### PROBLEM TO SOLVE:
Lift every line from the entries that includes the word "Ctrl".

### PROVIDED DATA:
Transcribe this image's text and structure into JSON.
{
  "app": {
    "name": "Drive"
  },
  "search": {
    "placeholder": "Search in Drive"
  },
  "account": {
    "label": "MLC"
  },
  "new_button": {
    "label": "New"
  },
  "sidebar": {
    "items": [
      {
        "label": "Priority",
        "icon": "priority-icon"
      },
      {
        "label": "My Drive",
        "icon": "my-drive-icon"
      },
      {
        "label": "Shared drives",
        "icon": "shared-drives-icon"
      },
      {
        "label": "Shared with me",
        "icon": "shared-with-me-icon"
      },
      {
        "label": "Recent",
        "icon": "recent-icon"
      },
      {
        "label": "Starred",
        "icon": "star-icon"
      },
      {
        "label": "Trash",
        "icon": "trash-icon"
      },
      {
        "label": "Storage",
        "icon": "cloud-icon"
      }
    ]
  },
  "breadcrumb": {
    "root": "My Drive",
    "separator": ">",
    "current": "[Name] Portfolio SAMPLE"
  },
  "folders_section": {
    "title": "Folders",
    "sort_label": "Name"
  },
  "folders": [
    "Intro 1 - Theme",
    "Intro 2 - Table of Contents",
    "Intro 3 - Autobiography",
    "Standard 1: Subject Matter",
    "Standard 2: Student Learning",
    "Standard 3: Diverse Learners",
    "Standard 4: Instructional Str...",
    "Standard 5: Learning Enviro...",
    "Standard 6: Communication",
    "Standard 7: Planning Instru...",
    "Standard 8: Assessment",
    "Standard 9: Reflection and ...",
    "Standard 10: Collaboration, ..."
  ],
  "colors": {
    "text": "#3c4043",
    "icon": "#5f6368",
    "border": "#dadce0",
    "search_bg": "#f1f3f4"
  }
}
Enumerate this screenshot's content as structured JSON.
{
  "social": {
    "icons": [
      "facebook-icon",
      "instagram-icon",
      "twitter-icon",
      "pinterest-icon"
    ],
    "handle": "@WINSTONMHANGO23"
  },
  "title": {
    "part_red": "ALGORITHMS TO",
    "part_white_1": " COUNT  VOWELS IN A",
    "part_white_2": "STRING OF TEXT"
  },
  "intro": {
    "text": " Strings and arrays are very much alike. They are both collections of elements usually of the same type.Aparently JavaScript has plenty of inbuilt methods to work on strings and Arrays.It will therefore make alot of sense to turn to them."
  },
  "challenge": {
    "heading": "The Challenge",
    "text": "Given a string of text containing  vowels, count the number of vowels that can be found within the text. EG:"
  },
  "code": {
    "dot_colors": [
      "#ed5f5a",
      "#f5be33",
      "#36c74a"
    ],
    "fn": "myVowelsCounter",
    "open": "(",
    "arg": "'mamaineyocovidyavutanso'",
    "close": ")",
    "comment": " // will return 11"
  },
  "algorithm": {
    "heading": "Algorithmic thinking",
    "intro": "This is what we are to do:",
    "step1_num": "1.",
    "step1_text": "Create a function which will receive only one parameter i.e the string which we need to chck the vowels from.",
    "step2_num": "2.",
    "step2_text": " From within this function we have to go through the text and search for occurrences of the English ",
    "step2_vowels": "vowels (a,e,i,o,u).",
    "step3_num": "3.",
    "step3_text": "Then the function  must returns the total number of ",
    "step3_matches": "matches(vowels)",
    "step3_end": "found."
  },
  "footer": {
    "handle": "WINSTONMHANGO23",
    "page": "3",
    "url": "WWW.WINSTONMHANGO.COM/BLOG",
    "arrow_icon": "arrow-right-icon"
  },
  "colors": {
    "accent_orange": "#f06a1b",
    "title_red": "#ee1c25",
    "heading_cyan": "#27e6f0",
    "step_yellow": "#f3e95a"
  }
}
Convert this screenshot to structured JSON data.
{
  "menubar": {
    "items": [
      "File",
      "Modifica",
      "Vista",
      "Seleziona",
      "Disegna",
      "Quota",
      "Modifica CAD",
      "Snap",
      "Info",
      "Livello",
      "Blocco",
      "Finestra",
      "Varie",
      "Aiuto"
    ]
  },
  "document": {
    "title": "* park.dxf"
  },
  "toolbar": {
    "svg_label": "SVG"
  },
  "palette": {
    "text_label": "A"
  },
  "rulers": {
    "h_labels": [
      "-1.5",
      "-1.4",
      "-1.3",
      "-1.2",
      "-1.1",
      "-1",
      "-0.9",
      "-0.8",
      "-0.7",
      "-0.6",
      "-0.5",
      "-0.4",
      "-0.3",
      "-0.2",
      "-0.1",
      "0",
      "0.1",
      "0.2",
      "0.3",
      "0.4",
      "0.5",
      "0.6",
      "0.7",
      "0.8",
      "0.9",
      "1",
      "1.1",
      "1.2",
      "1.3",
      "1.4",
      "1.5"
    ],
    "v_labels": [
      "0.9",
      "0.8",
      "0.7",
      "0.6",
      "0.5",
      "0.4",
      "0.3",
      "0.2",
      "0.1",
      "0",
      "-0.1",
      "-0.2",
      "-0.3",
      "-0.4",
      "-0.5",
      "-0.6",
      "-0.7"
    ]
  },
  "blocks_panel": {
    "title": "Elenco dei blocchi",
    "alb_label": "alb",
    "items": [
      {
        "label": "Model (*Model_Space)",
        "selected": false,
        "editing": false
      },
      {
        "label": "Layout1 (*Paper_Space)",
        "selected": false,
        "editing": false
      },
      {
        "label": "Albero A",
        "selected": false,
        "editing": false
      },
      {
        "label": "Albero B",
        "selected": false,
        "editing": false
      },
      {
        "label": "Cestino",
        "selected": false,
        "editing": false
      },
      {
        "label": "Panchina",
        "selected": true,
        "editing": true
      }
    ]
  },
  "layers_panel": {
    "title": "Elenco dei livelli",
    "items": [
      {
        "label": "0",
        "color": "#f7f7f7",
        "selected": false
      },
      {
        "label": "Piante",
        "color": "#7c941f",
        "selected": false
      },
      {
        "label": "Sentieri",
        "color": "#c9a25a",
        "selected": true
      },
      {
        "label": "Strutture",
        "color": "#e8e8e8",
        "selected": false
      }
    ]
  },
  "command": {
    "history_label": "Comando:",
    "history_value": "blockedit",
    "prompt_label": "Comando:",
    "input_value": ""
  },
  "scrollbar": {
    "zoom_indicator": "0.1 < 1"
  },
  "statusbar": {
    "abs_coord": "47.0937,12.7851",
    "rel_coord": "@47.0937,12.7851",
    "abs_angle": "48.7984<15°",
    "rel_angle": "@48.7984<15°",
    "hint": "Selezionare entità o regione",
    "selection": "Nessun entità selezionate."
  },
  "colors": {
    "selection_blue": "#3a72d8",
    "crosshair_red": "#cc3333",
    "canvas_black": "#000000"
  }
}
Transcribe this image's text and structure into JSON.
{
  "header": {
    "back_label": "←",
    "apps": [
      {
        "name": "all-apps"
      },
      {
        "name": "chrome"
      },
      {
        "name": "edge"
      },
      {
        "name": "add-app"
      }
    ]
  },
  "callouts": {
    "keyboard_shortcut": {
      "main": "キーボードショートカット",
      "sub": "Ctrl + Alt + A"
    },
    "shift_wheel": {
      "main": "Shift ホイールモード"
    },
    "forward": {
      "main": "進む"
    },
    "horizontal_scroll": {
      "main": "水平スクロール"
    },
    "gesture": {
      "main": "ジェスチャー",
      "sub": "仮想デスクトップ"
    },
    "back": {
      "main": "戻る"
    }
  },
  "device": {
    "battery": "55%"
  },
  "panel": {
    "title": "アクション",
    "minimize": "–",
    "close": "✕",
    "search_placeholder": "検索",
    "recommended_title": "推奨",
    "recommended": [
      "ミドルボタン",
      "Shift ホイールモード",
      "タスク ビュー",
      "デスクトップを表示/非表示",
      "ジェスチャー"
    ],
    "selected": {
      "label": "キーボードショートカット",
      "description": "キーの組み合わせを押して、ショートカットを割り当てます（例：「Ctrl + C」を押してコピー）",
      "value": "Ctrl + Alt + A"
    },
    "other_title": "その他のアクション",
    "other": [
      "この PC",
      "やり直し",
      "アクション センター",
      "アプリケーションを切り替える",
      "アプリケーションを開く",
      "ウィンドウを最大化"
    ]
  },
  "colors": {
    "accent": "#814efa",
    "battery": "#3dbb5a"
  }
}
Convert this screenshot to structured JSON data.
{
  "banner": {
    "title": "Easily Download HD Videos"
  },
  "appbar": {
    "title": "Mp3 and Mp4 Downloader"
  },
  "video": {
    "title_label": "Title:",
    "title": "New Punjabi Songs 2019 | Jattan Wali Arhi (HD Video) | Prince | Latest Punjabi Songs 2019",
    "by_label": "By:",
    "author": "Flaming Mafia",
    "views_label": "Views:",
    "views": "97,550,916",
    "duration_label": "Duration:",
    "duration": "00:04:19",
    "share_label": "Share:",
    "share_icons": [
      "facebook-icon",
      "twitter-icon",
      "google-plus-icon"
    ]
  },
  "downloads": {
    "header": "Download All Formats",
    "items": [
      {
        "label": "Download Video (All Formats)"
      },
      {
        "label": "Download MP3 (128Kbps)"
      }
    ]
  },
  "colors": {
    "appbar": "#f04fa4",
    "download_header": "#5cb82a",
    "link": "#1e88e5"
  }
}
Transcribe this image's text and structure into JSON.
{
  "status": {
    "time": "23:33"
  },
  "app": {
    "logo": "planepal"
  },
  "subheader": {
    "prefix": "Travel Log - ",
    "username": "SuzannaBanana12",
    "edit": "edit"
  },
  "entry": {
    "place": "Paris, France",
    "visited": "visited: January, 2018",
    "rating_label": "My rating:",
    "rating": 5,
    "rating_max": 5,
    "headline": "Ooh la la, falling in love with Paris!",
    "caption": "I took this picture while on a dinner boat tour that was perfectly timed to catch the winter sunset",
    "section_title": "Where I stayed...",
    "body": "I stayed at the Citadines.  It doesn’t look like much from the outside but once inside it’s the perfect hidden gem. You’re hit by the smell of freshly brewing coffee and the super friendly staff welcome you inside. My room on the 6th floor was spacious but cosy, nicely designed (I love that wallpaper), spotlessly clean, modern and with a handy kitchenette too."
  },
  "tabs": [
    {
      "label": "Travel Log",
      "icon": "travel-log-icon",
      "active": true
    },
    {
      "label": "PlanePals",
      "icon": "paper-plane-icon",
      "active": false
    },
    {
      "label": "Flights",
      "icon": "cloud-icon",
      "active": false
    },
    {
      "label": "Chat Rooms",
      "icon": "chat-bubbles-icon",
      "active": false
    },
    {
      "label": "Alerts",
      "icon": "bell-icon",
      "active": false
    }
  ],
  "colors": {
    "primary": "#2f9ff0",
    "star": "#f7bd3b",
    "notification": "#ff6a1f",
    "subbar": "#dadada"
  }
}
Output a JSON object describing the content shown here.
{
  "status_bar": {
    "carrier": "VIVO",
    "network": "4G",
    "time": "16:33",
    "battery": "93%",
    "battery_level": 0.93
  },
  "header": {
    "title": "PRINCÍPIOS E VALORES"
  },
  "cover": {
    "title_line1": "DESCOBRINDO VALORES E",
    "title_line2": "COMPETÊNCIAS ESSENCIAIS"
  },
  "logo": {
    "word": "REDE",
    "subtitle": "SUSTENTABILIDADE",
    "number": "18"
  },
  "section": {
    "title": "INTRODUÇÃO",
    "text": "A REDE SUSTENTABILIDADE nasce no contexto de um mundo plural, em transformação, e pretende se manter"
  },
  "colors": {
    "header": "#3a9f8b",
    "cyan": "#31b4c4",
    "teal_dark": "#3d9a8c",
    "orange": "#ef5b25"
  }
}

### SOLVED EXERCISE:
      "sub": "Ctrl + Alt + A"
      "description": "キーの組み合わせを押して、ショートカットを割り当てます（例：「Ctrl + C」を押してコピー）",
      "value": "Ctrl + Alt + A"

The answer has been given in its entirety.